What needs to be done: Reproduce all records verbatim.

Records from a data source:
● ● ● ●

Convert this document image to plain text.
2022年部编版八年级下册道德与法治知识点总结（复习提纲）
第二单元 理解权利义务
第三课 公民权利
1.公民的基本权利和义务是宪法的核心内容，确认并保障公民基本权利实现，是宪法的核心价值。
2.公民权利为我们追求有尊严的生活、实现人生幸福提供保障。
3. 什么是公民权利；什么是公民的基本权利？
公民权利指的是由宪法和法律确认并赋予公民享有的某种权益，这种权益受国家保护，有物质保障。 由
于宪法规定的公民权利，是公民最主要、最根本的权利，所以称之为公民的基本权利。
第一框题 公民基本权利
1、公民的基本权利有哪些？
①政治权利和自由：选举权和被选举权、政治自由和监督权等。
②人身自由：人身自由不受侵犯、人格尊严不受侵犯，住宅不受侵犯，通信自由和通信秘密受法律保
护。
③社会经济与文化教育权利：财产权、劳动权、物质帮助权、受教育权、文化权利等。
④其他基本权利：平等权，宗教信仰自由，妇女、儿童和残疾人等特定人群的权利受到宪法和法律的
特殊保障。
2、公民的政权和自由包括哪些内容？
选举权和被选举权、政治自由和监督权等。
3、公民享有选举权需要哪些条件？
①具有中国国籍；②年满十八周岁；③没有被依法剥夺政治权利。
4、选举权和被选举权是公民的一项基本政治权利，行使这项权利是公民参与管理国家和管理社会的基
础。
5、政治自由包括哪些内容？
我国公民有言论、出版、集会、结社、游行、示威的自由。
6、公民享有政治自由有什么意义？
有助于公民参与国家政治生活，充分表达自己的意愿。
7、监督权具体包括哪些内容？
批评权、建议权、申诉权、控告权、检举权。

● ● ● ●

Output:
Convert this document image to plain text.
2022年部编版八年级下册道德与法治知识点总结（复习提纲）
第二单元 理解权利义务
第三课 公民权利
1.公民的基本权利和义务是宪法的核心内容，确认并保障公民基本权利实现，是宪法的核心价值。
2.公民权利为我们追求有尊严的生活、实现人生幸福提供保障。
3. 什么是公民权利；什么是公民的基本权利？
公民权利指的是由宪法和法律确认并赋予公民享有的某种权益，这种权益受国家保护，有物质保障。 由
于宪法规定的公民权利，是公民最主要、最根本的权利，所以称之为公民的基本权利。
第一框题 公民基本权利
1、公民的基本权利有哪些？
①政治权利和自由：选举权和被选举权、政治自由和监督权等。
②人身自由：人身自由不受侵犯、人格尊严不受侵犯，住宅不受侵犯，通信自由和通信秘密受法律保
护。
③社会经济与文化教育权利：财产权、劳动权、物质帮助权、受教育权、文化权利等。
④其他基本权利：平等权，宗教信仰自由，妇女、儿童和残疾人等特定人群的权利受到宪法和法律的
特殊保障。
2、公民的政权和自由包括哪些内容？
选举权和被选举权、政治自由和监督权等。
3、公民享有选举权需要哪些条件？
①具有中国国籍；②年满十八周岁；③没有被依法剥夺政治权利。
4、选举权和被选举权是公民的一项基本政治权利，行使这项权利是公民参与管理国家和管理社会的基
础。
5、政治自由包括哪些内容？
我国公民有言论、出版、集会、结社、游行、示威的自由。
6、公民享有政治自由有什么意义？
有助于公民参与国家政治生活，充分表达自己的意愿。
7、监督权具体包括哪些内容？
批评权、建议权、申诉权、控告权、检举权。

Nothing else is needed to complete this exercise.